• _Given task_:
Output the records exactly as they appear, with no pictures included.

==== Dataset extract

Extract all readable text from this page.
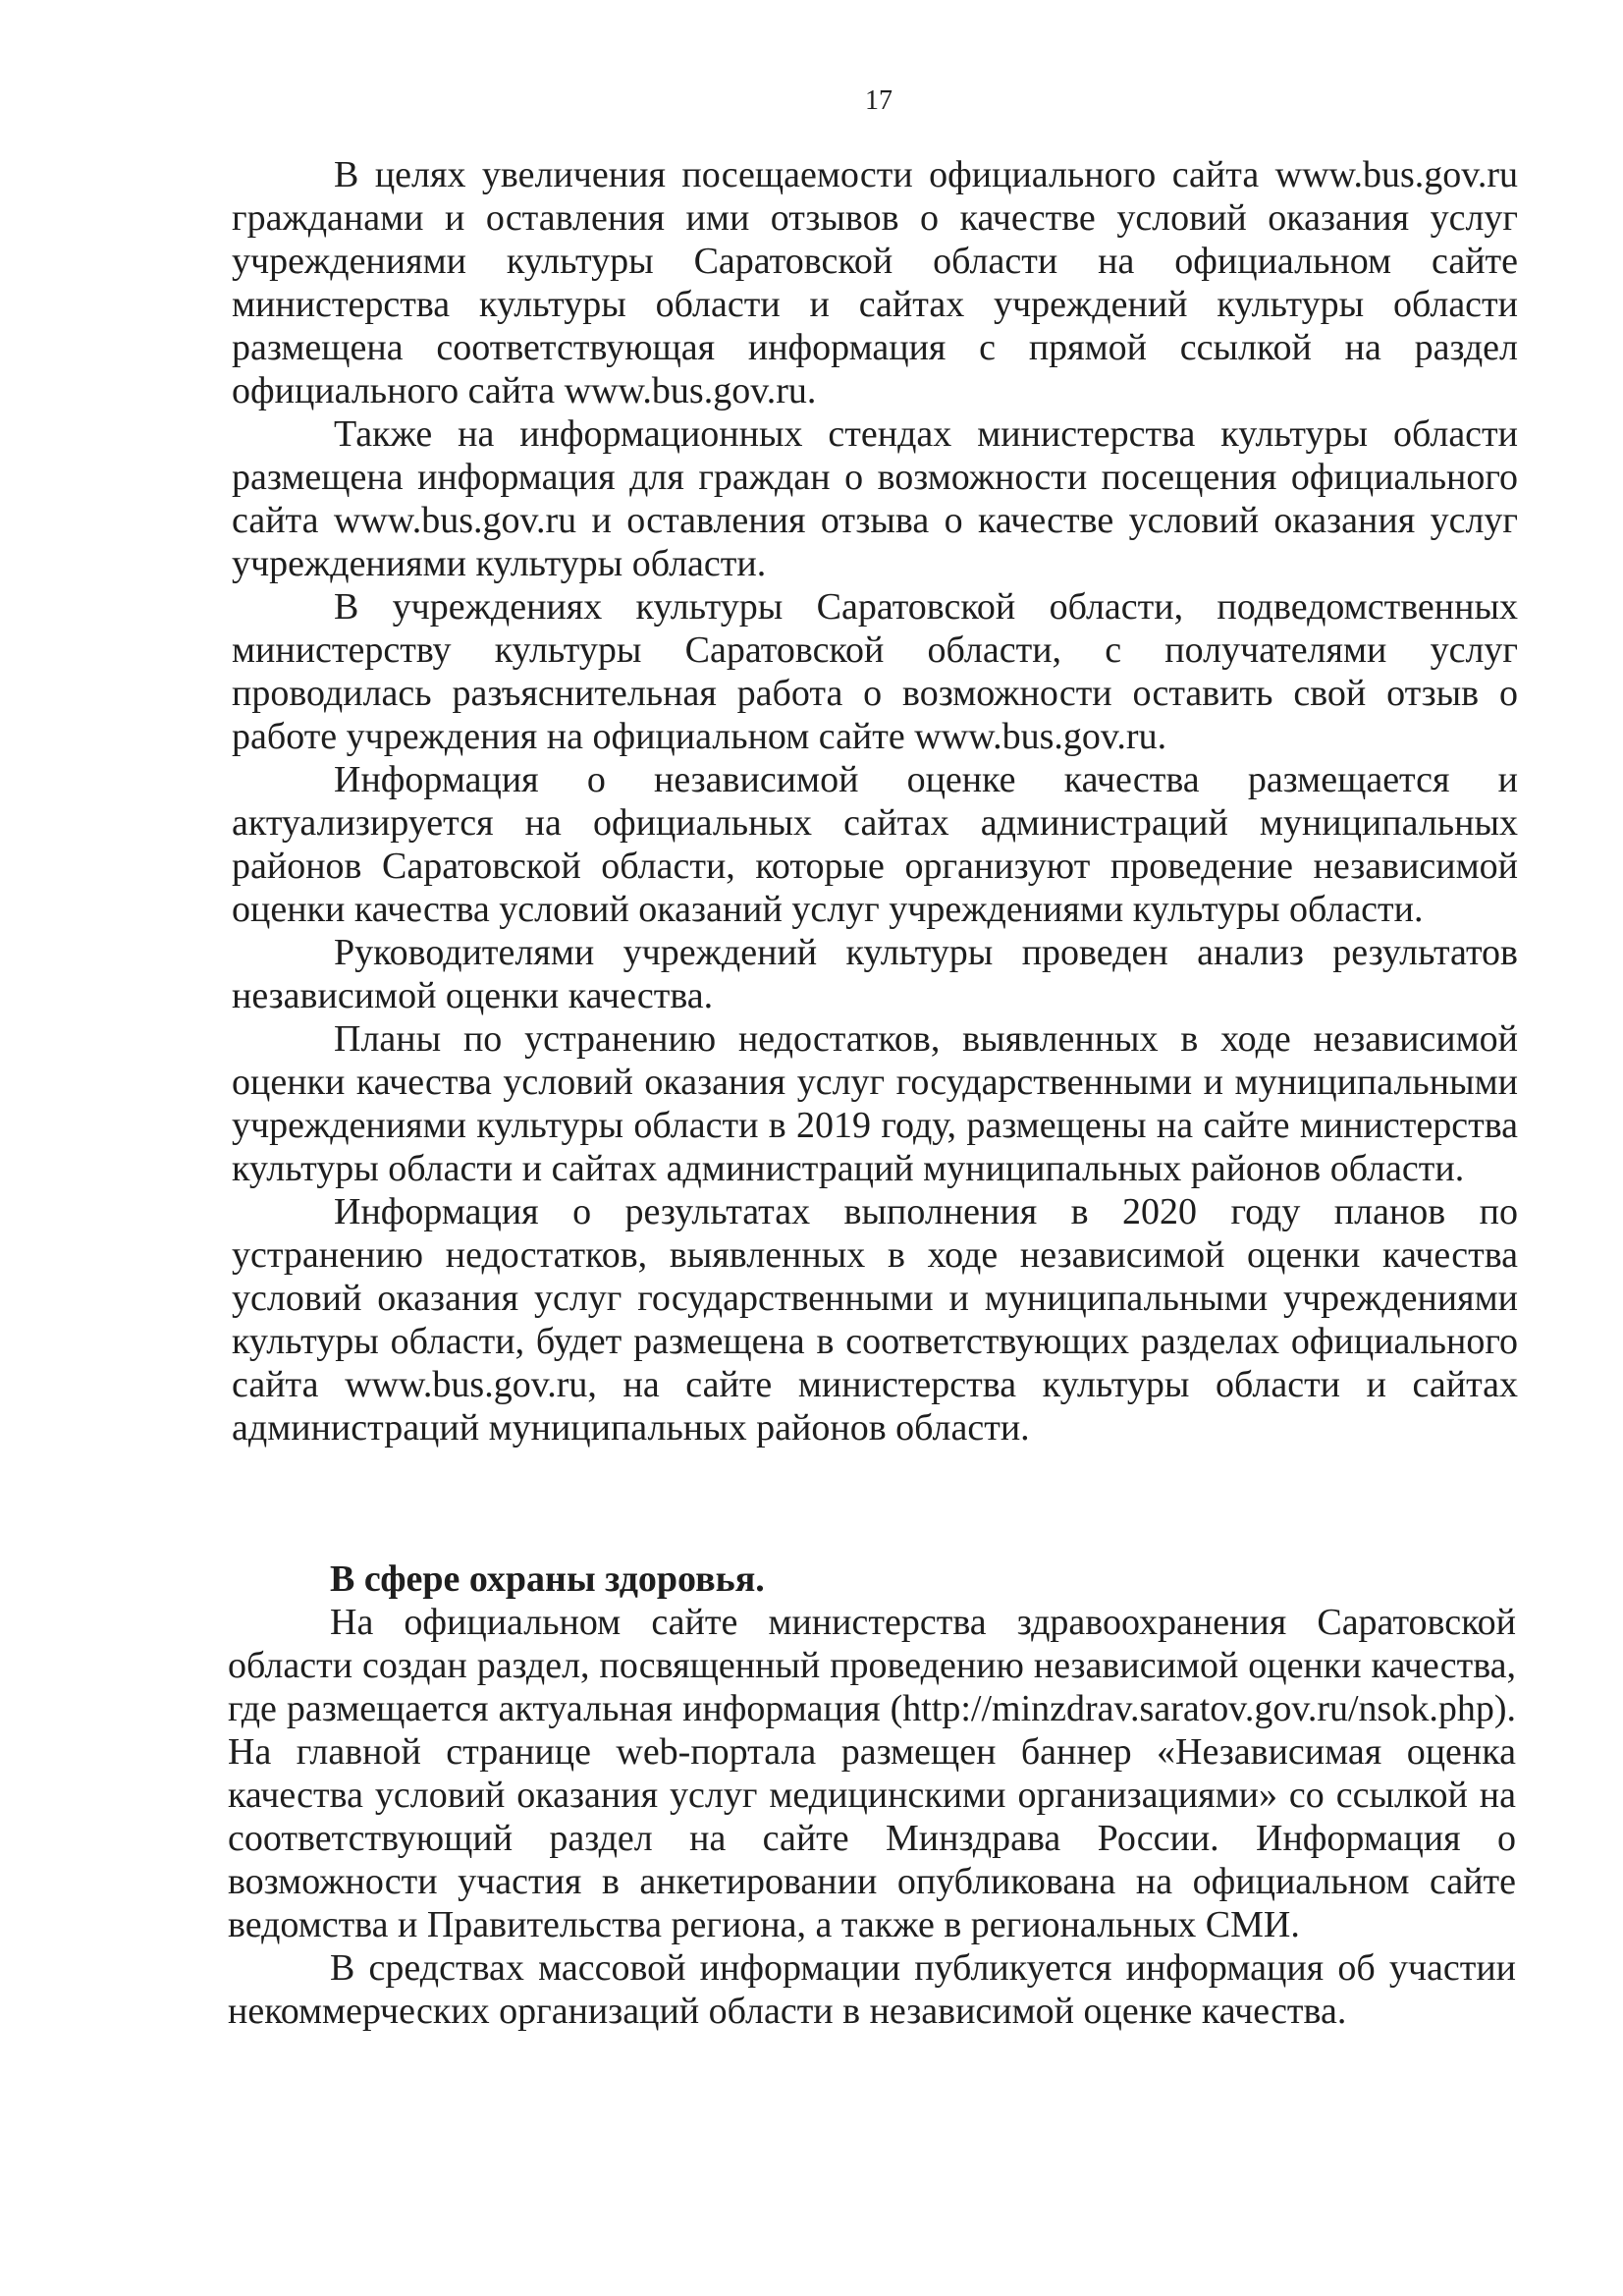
17

В целях увеличения посещаемости официального сайта www.bus.gov.ru гражданами и оставления ими отзывов о качестве условий оказания услуг учреждениями культуры Саратовской области на официальном сайте министерства культуры области и сайтах учреждений культуры области размещена соответствующая информация с прямой ссылкой на раздел официального сайта www.bus.gov.ru.

Также на информационных стендах министерства культуры области размещена информация для граждан о возможности посещения официального сайта www.bus.gov.ru и оставления отзыва о качестве условий оказания услуг учреждениями культуры области.

В учреждениях культуры Саратовской области, подведомственных министерству культуры Саратовской области, с получателями услуг проводилась разъяснительная работа о возможности оставить свой отзыв о работе учреждения на официальном сайте www.bus.gov.ru.

Информация о независимой оценке качества размещается и актуализируется на официальных сайтах администраций муниципальных районов Саратовской области, которые организуют проведение независимой оценки качества условий оказаний услуг учреждениями культуры области.

Руководителями учреждений культуры проведен анализ результатов независимой оценки качества.

Планы по устранению недостатков, выявленных в ходе независимой оценки качества условий оказания услуг государственными и муниципальными учреждениями культуры области в 2019 году, размещены на сайте министерства культуры области и сайтах администраций муниципальных районов области.

Информация о результатах выполнения в 2020 году планов по устранению недостатков, выявленных в ходе независимой оценки качества условий оказания услуг государственными и муниципальными учреждениями культуры области, будет размещена в соответствующих разделах официального сайта www.bus.gov.ru, на сайте министерства культуры области и сайтах администраций муниципальных районов области.

В сфере охраны здоровья.

На официальном сайте министерства здравоохранения Саратовской области создан раздел, посвященный проведению независимой оценки качества, где размещается актуальная информация (http://minzdrav.saratov.gov.ru/nsok.php). На главной странице web-портала размещен баннер «Независимая оценка качества условий оказания услуг медицинскими организациями» со ссылкой на соответствующий раздел на сайте Минздрава России. Информация о возможности участия в анкетировании опубликована на официальном сайте ведомства и Правительства региона, а также в региональных СМИ.

В средствах массовой информации публикуется информация об участии некоммерческих организаций области в независимой оценке качества.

========

• _Answer to the task_:
Extract all readable text from this page.
17

В целях увеличения посещаемости официального сайта www.bus.gov.ru гражданами и оставления ими отзывов о качестве условий оказания услуг учреждениями культуры Саратовской области на официальном сайте министерства культуры области и сайтах учреждений культуры области размещена соответствующая информация с прямой ссылкой на раздел официального сайта www.bus.gov.ru.

Также на информационных стендах министерства культуры области размещена информация для граждан о возможности посещения официального сайта www.bus.gov.ru и оставления отзыва о качестве условий оказания услуг учреждениями культуры области.

В учреждениях культуры Саратовской области, подведомственных министерству культуры Саратовской области, с получателями услуг проводилась разъяснительная работа о возможности оставить свой отзыв о работе учреждения на официальном сайте www.bus.gov.ru.

Информация о независимой оценке качества размещается и актуализируется на официальных сайтах администраций муниципальных районов Саратовской области, которые организуют проведение независимой оценки качества условий оказаний услуг учреждениями культуры области.

Руководителями учреждений культуры проведен анализ результатов независимой оценки качества.

Планы по устранению недостатков, выявленных в ходе независимой оценки качества условий оказания услуг государственными и муниципальными учреждениями культуры области в 2019 году, размещены на сайте министерства культуры области и сайтах администраций муниципальных районов области.

Информация о результатах выполнения в 2020 году планов по устранению недостатков, выявленных в ходе независимой оценки качества условий оказания услуг государственными и муниципальными учреждениями культуры области, будет размещена в соответствующих разделах официального сайта www.bus.gov.ru, на сайте министерства культуры области и сайтах администраций муниципальных районов области.

В сфере охраны здоровья.

На официальном сайте министерства здравоохранения Саратовской области создан раздел, посвященный проведению независимой оценки качества, где размещается актуальная информация (http://minzdrav.saratov.gov.ru/nsok.php). На главной странице web-портала размещен баннер «Независимая оценка качества условий оказания услуг медицинскими организациями» со ссылкой на соответствующий раздел на сайте Минздрава России. Информация о возможности участия в анкетировании опубликована на официальном сайте ведомства и Правительства региона, а также в региональных СМИ.

В средствах массовой информации публикуется информация об участии некоммерческих организаций области в независимой оценке качества.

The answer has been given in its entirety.